Data listing:
==================================================

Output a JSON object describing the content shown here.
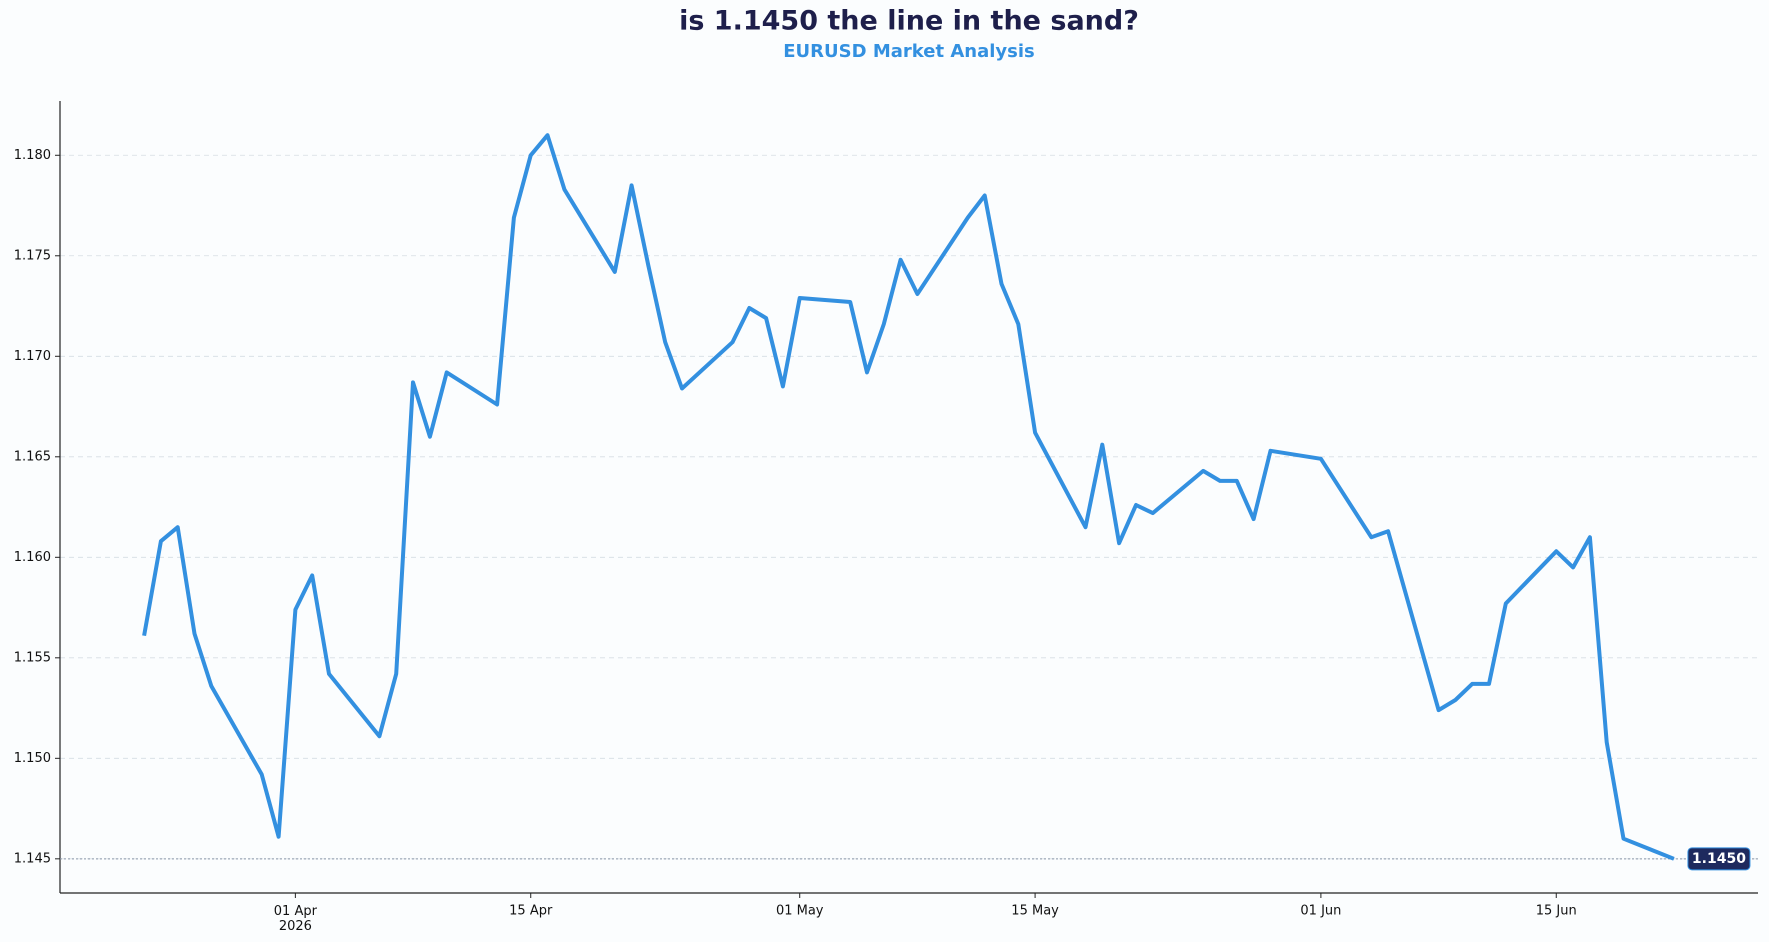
{
  "chart_data": {
    "type": "line",
    "title": "is 1.1450 the line in the sand?",
    "subtitle": "EURUSD Market Analysis",
    "x": [
      "2026-03-23",
      "2026-03-24",
      "2026-03-25",
      "2026-03-26",
      "2026-03-27",
      "2026-03-30",
      "2026-03-31",
      "2026-04-01",
      "2026-04-02",
      "2026-04-03",
      "2026-04-06",
      "2026-04-07",
      "2026-04-08",
      "2026-04-09",
      "2026-04-10",
      "2026-04-13",
      "2026-04-14",
      "2026-04-15",
      "2026-04-16",
      "2026-04-17",
      "2026-04-20",
      "2026-04-21",
      "2026-04-22",
      "2026-04-23",
      "2026-04-24",
      "2026-04-27",
      "2026-04-28",
      "2026-04-29",
      "2026-04-30",
      "2026-05-01",
      "2026-05-04",
      "2026-05-05",
      "2026-05-06",
      "2026-05-07",
      "2026-05-08",
      "2026-05-11",
      "2026-05-12",
      "2026-05-13",
      "2026-05-14",
      "2026-05-15",
      "2026-05-18",
      "2026-05-19",
      "2026-05-20",
      "2026-05-21",
      "2026-05-22",
      "2026-05-25",
      "2026-05-26",
      "2026-05-27",
      "2026-05-28",
      "2026-05-29",
      "2026-06-01",
      "2026-06-04",
      "2026-06-05",
      "2026-06-08",
      "2026-06-09",
      "2026-06-10",
      "2026-06-11",
      "2026-06-12",
      "2026-06-15",
      "2026-06-16",
      "2026-06-17",
      "2026-06-18",
      "2026-06-19",
      "2026-06-22"
    ],
    "series": [
      {
        "name": "EURUSD",
        "color": "#3390e0",
        "values": [
          1.1561,
          1.1608,
          1.1615,
          1.1562,
          1.1536,
          1.1492,
          1.1461,
          1.1574,
          1.1591,
          1.1542,
          1.1511,
          1.1542,
          1.1687,
          1.166,
          1.1692,
          1.1676,
          1.1769,
          1.18,
          1.181,
          1.1783,
          1.1742,
          1.1785,
          1.1745,
          1.1707,
          1.1684,
          1.1707,
          1.1724,
          1.1719,
          1.1685,
          1.1729,
          1.1727,
          1.1692,
          1.1716,
          1.1748,
          1.1731,
          1.1769,
          1.178,
          1.1736,
          1.1716,
          1.1662,
          1.1615,
          1.1656,
          1.1607,
          1.1626,
          1.1622,
          1.1643,
          1.1638,
          1.1638,
          1.1619,
          1.1653,
          1.1649,
          1.161,
          1.1613,
          1.1524,
          1.1529,
          1.1537,
          1.1537,
          1.1577,
          1.1603,
          1.1595,
          1.161,
          1.1508,
          1.146,
          1.145
        ]
      }
    ],
    "xlim": [
      "2026-03-18",
      "2026-06-27"
    ],
    "xticks": [
      {
        "value": "2026-04-01",
        "label": "01 Apr\n2026"
      },
      {
        "value": "2026-04-15",
        "label": "15 Apr"
      },
      {
        "value": "2026-05-01",
        "label": "01 May"
      },
      {
        "value": "2026-05-15",
        "label": "15 May"
      },
      {
        "value": "2026-06-01",
        "label": "01 Jun"
      },
      {
        "value": "2026-06-15",
        "label": "15 Jun"
      }
    ],
    "ylim": [
      1.1433,
      1.1827
    ],
    "yticks": [
      1.145,
      {
        "value": 1.15,
        "label": "1.150"
      },
      1.155,
      {
        "value": 1.16,
        "label": "1.160"
      },
      1.165,
      {
        "value": 1.17,
        "label": "1.170"
      },
      1.175,
      {
        "value": 1.18,
        "label": "1.180"
      }
    ],
    "grid": true,
    "annotations": [
      {
        "text": "1.1450",
        "value": 1.145
      }
    ]
  }
}
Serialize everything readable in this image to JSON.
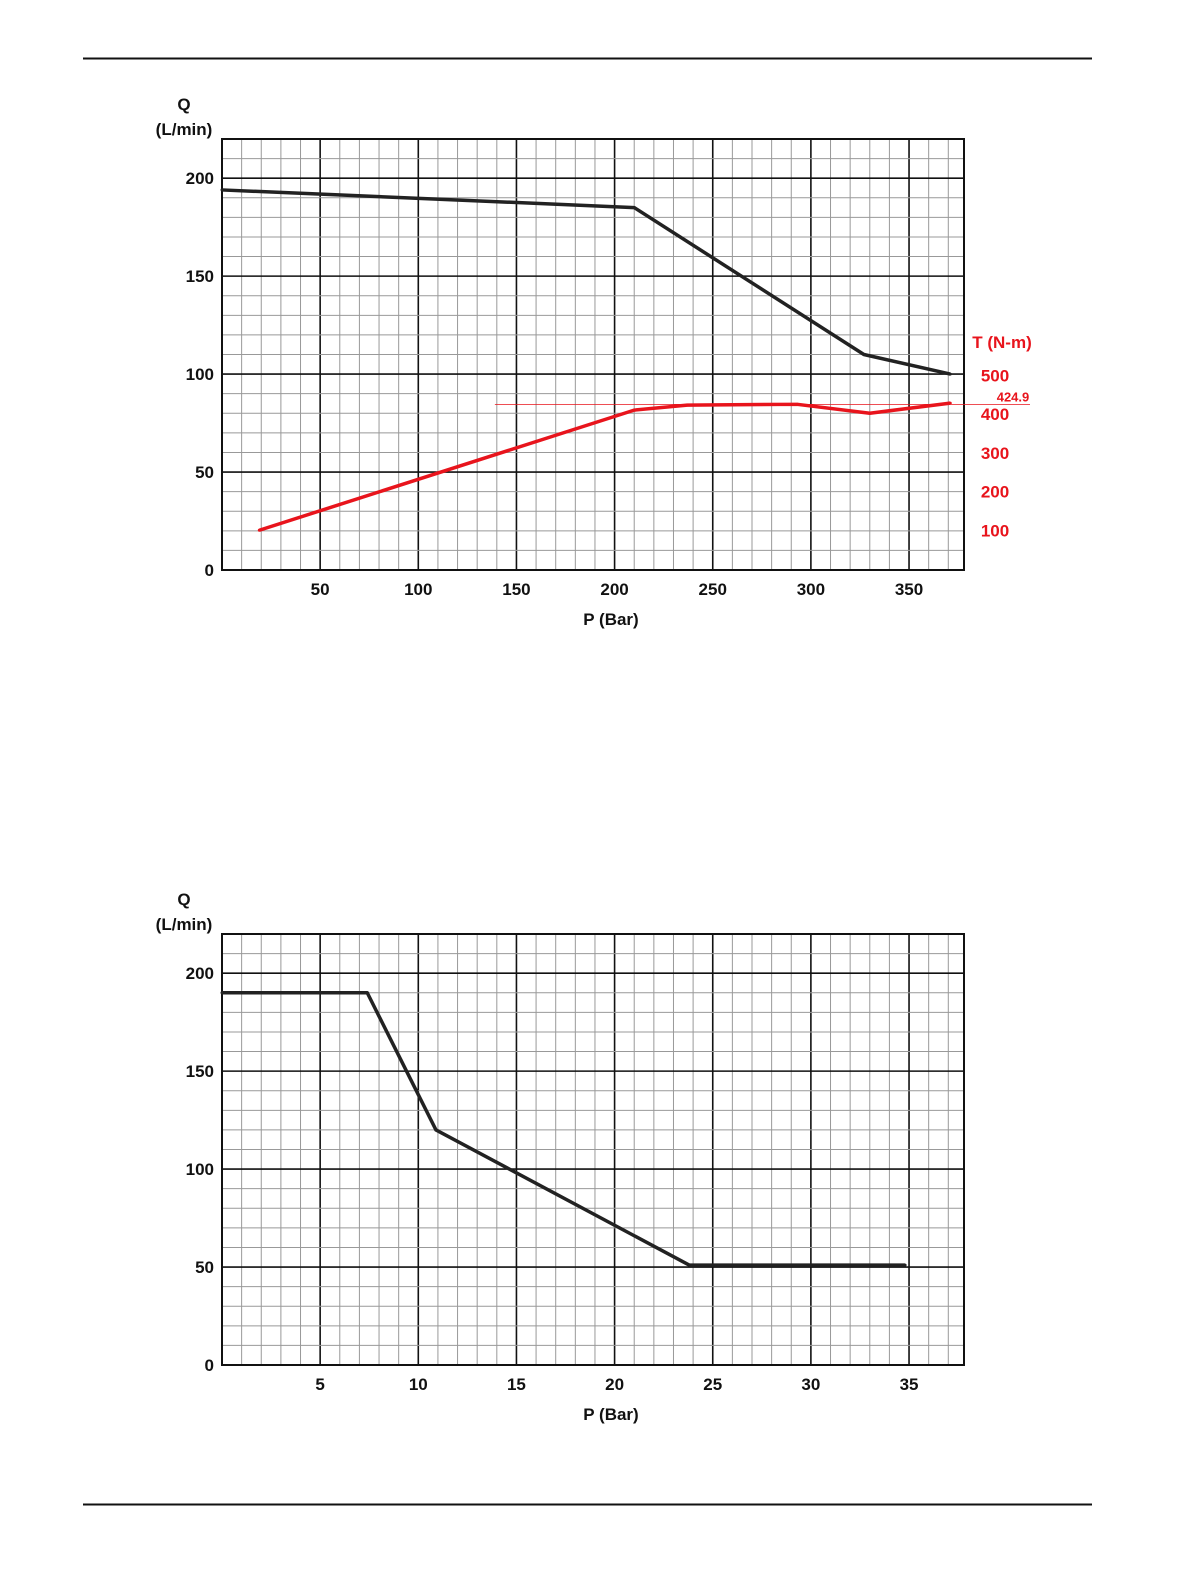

==================================================

What is required:
Which lines hold the word "JSON"? Copy all of them.

Response to this task:
Output a JSON object describing the content shown here.
Serialize everything readable in this image to JSON.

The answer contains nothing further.